DIRECTIONS>
Below is a block of records; reproduce all of them exactly and leave out any pictures.

Dataset records

__________________________________________________

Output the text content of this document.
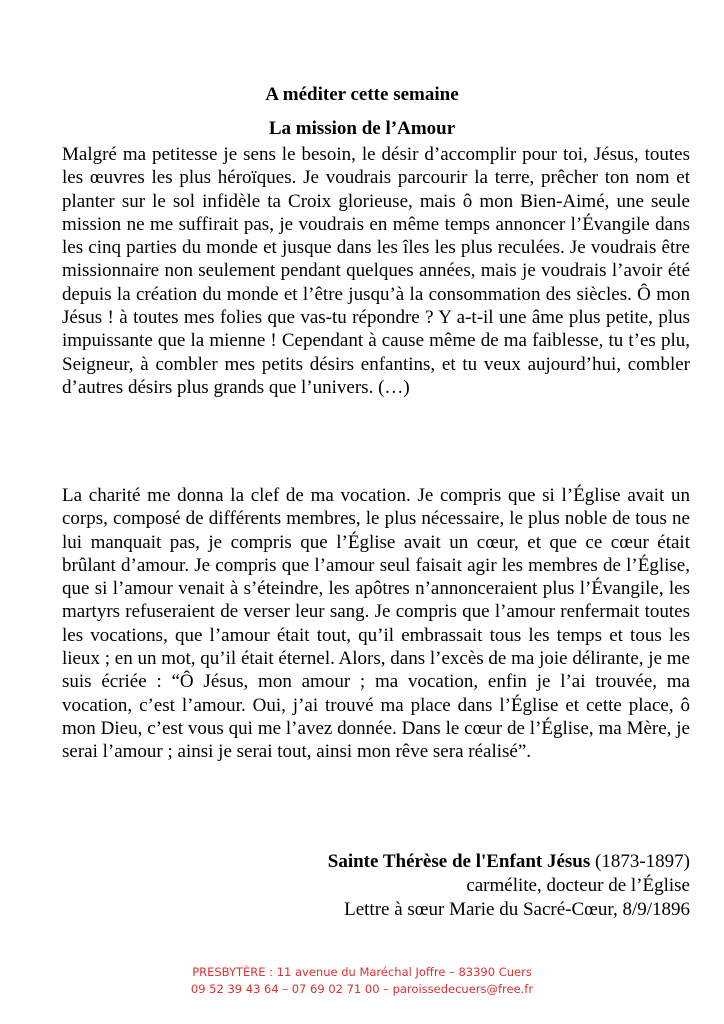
A méditer cette semaine
La mission de l’Amour

Malgré ma petitesse je sens le besoin, le désir d’accomplir pour toi, Jésus, toutes les œuvres les plus héroïques. Je voudrais parcourir la terre, prêcher ton nom et planter sur le sol infidèle ta Croix glorieuse, mais ô mon Bien-Aimé, une seule mission ne me suffirait pas, je voudrais en même temps annoncer l’Évangile dans les cinq parties du monde et jusque dans les îles les plus reculées. Je voudrais être missionnaire non seulement pendant quelques années, mais je voudrais l’avoir été depuis la création du monde et l’être jusqu’à la consommation des siècles. Ô mon Jésus ! à toutes mes folies que vas-tu répondre ? Y a-t-il une âme plus petite, plus impuissante que la mienne ! Cependant à cause même de ma faiblesse, tu t’es plu, Seigneur, à combler mes petits désirs enfantins, et tu veux aujourd’hui, combler d’autres désirs plus grands que l’univers. (…)

La charité me donna la clef de ma vocation. Je compris que si l’Église avait un corps, composé de différents membres, le plus nécessaire, le plus noble de tous ne lui manquait pas, je compris que l’Église avait un cœur, et que ce cœur était brûlant d’amour. Je compris que l’amour seul faisait agir les membres de l’Église, que si l’amour venait à s’éteindre, les apôtres n’annonceraient plus l’Évangile, les martyrs refuseraient de verser leur sang. Je compris que l’amour renfermait toutes les vocations, que l’amour était tout, qu’il embrassait tous les temps et tous les lieux ; en un mot, qu’il était éternel. Alors, dans l’excès de ma joie délirante, je me suis écriée : “Ô Jésus, mon amour ; ma vocation, enfin je l’ai trouvée, ma vocation, c’est l’amour. Oui, j’ai trouvé ma place dans l’Église et cette place, ô mon Dieu, c’est vous qui me l’avez donnée. Dans le cœur de l’Église, ma Mère, je serai l’amour ; ainsi je serai tout, ainsi mon rêve sera réalisé”.

Sainte Thérèse de l'Enfant Jésus (1873-1897)
carmélite, docteur de l’Église
Lettre à sœur Marie du Sacré-Cœur, 8/9/1896
PRESBYTÈRE : 11 avenue du Maréchal Joffre – 83390 Cuers
09 52 39 43 64 – 07 69 02 71 00 – paroissedecuers@free.fr
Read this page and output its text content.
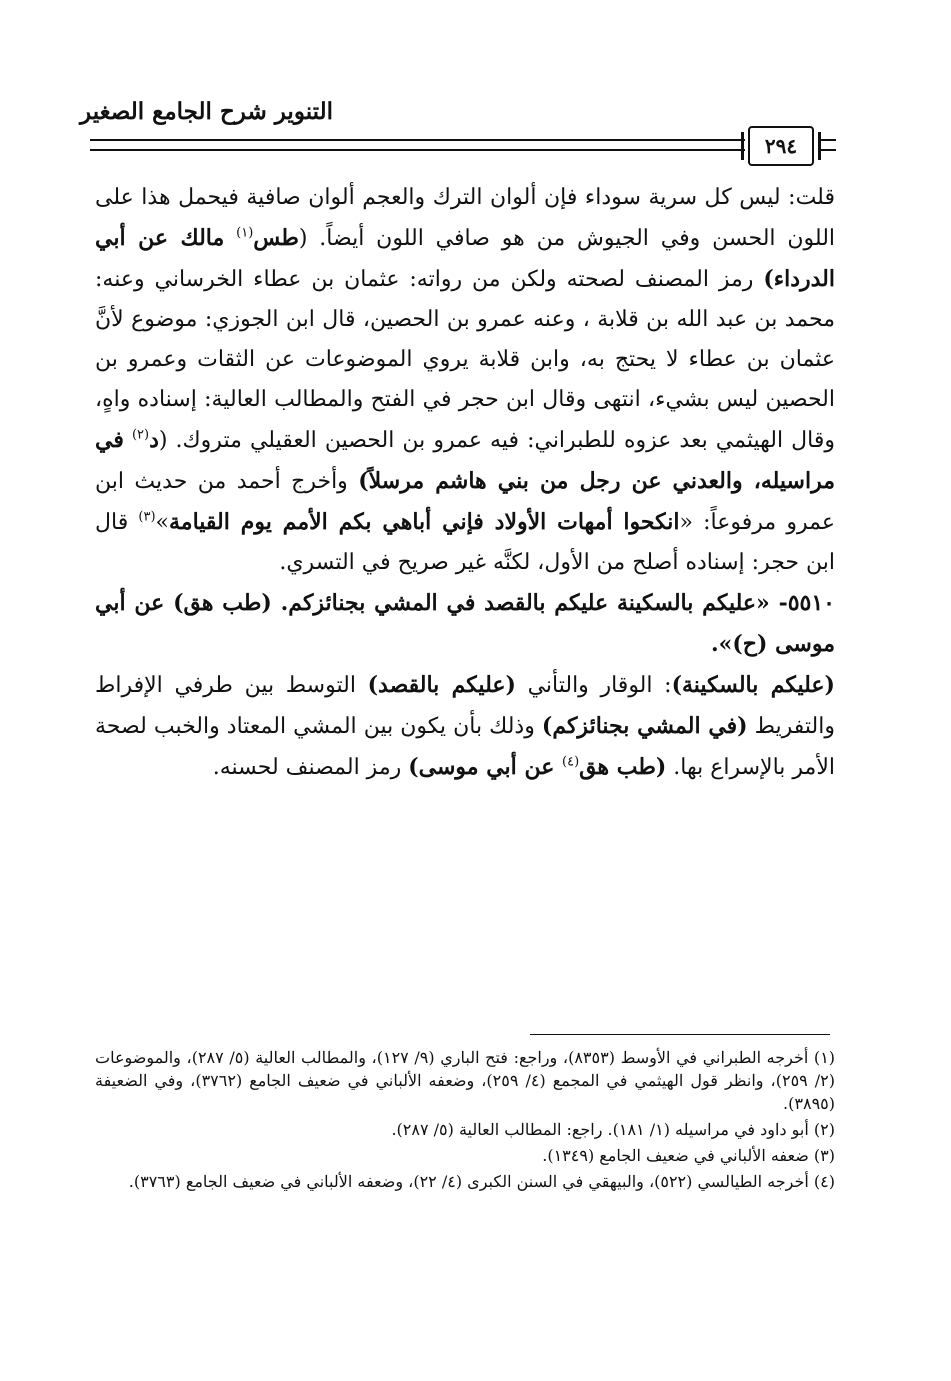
التنوير شرح الجامع الصغير
٢٩٤

قلت: ليس كل سرية سوداء فإن ألوان الترك والعجم ألوان صافية فيحمل هذا على اللون الحسن وفي الجيوش من هو صافي اللون أيضاً. (طس$^{(١)}$ مالك عن أبي الدرداء) رمز المصنف لصحته ولكن من رواته: عثمان بن عطاء الخرساني وعنه: محمد بن عبد الله بن قلابة ، وعنه عمرو بن الحصين، قال ابن الجوزي: موضوع لأنَّ عثمان بن عطاء لا يحتج به، وابن قلابة يروي الموضوعات عن الثقات وعمرو بن الحصين ليس بشيء، انتهى وقال ابن حجر في الفتح والمطالب العالية: إسناده واهٍ، وقال الهيثمي بعد عزوه للطبراني: فيه عمرو بن الحصين العقيلي متروك. (د$^{(٢)}$ في مراسيله، والعدني عن رجل من بني هاشم مرسلاً) وأخرج أحمد من حديث ابن عمرو مرفوعاً: «انكحوا أمهات الأولاد فإني أباهي بكم الأمم يوم القيامة»$^{(٣)}$ قال ابن حجر: إسناده أصلح من الأول، لكنَّه غير صريح في التسري.

٥٥١٠- «عليكم بالسكينة عليكم بالقصد في المشي بجنائزكم. (طب هق) عن أبي موسى (ح)».

(عليكم بالسكينة): الوقار والتأني (عليكم بالقصد) التوسط بين طرفي الإفراط والتفريط (في المشي بجنائزكم) وذلك بأن يكون بين المشي المعتاد والخبب لصحة الأمر بالإسراع بها. (طب هق$^{(٤)}$ عن أبي موسى) رمز المصنف لحسنه.

(١) أخرجه الطبراني في الأوسط (٨٣٥٣)، وراجع: فتح الباري (٩/ ١٢٧)، والمطالب العالية (٥/ ٢٨٧)، والموضوعات (٢/ ٢٥٩)، وانظر قول الهيثمي في المجمع (٤/ ٢٥٩)، وضعفه الألباني في ضعيف الجامع (٣٧٦٢)، وفي الضعيفة (٣٨٩٥).

(٢) أبو داود في مراسيله (١/ ١٨١). راجع: المطالب العالية (٥/ ٢٨٧).

(٣) ضعفه الألباني في ضعيف الجامع (١٣٤٩).

(٤) أخرجه الطيالسي (٥٢٢)، والبيهقي في السنن الكبرى (٤/ ٢٢)، وضعفه الألباني في ضعيف الجامع (٣٧٦٣).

__________________________________________________

TASK RESPONSE>
Output the text content of this document.
A méditer cette semaine
La mission de l’Amour

Malgré ma petitesse je sens le besoin, le désir d’accomplir pour toi, Jésus, toutes les œuvres les plus héroïques. Je voudrais parcourir la terre, prêcher ton nom et planter sur le sol infidèle ta Croix glorieuse, mais ô mon Bien-Aimé, une seule mission ne me suffirait pas, je voudrais en même temps annoncer l’Évangile dans les cinq parties du monde et jusque dans les îles les plus reculées. Je voudrais être missionnaire non seulement pendant quelques années, mais je voudrais l’avoir été depuis la création du monde et l’être jusqu’à la consommation des siècles. Ô mon Jésus ! à toutes mes folies que vas-tu répondre ? Y a-t-il une âme plus petite, plus impuissante que la mienne ! Cependant à cause même de ma faiblesse, tu t’es plu, Seigneur, à combler mes petits désirs enfantins, et tu veux aujourd’hui, combler d’autres désirs plus grands que l’univers. (…)

La charité me donna la clef de ma vocation. Je compris que si l’Église avait un corps, composé de différents membres, le plus nécessaire, le plus noble de tous ne lui manquait pas, je compris que l’Église avait un cœur, et que ce cœur était brûlant d’amour. Je compris que l’amour seul faisait agir les membres de l’Église, que si l’amour venait à s’éteindre, les apôtres n’annonceraient plus l’Évangile, les martyrs refuseraient de verser leur sang. Je compris que l’amour renfermait toutes les vocations, que l’amour était tout, qu’il embrassait tous les temps et tous les lieux ; en un mot, qu’il était éternel. Alors, dans l’excès de ma joie délirante, je me suis écriée : “Ô Jésus, mon amour ; ma vocation, enfin je l’ai trouvée, ma vocation, c’est l’amour. Oui, j’ai trouvé ma place dans l’Église et cette place, ô mon Dieu, c’est vous qui me l’avez donnée. Dans le cœur de l’Église, ma Mère, je serai l’amour ; ainsi je serai tout, ainsi mon rêve sera réalisé”.

Sainte Thérèse de l'Enfant Jésus (1873-1897)
carmélite, docteur de l’Église
Lettre à sœur Marie du Sacré-Cœur, 8/9/1896
PRESBYTÈRE : 11 avenue du Maréchal Joffre – 83390 Cuers
09 52 39 43 64 – 07 69 02 71 00 – paroissedecuers@free.fr
Read this page and output its text content.
التنوير شرح الجامع الصغير
٢٩٤

قلت: ليس كل سرية سوداء فإن ألوان الترك والعجم ألوان صافية فيحمل هذا على اللون الحسن وفي الجيوش من هو صافي اللون أيضاً. (طس$^{(١)}$ مالك عن أبي الدرداء) رمز المصنف لصحته ولكن من رواته: عثمان بن عطاء الخرساني وعنه: محمد بن عبد الله بن قلابة ، وعنه عمرو بن الحصين، قال ابن الجوزي: موضوع لأنَّ عثمان بن عطاء لا يحتج به، وابن قلابة يروي الموضوعات عن الثقات وعمرو بن الحصين ليس بشيء، انتهى وقال ابن حجر في الفتح والمطالب العالية: إسناده واهٍ، وقال الهيثمي بعد عزوه للطبراني: فيه عمرو بن الحصين العقيلي متروك. (د$^{(٢)}$ في مراسيله، والعدني عن رجل من بني هاشم مرسلاً) وأخرج أحمد من حديث ابن عمرو مرفوعاً: «انكحوا أمهات الأولاد فإني أباهي بكم الأمم يوم القيامة»$^{(٣)}$ قال ابن حجر: إسناده أصلح من الأول، لكنَّه غير صريح في التسري.

٥٥١٠- «عليكم بالسكينة عليكم بالقصد في المشي بجنائزكم. (طب هق) عن أبي موسى (ح)».

(عليكم بالسكينة): الوقار والتأني (عليكم بالقصد) التوسط بين طرفي الإفراط والتفريط (في المشي بجنائزكم) وذلك بأن يكون بين المشي المعتاد والخبب لصحة الأمر بالإسراع بها. (طب هق$^{(٤)}$ عن أبي موسى) رمز المصنف لحسنه.

(١) أخرجه الطبراني في الأوسط (٨٣٥٣)، وراجع: فتح الباري (٩/ ١٢٧)، والمطالب العالية (٥/ ٢٨٧)، والموضوعات (٢/ ٢٥٩)، وانظر قول الهيثمي في المجمع (٤/ ٢٥٩)، وضعفه الألباني في ضعيف الجامع (٣٧٦٢)، وفي الضعيفة (٣٨٩٥).

(٢) أبو داود في مراسيله (١/ ١٨١). راجع: المطالب العالية (٥/ ٢٨٧).

(٣) ضعفه الألباني في ضعيف الجامع (١٣٤٩).

(٤) أخرجه الطيالسي (٥٢٢)، والبيهقي في السنن الكبرى (٤/ ٢٢)، وضعفه الألباني في ضعيف الجامع (٣٧٦٣).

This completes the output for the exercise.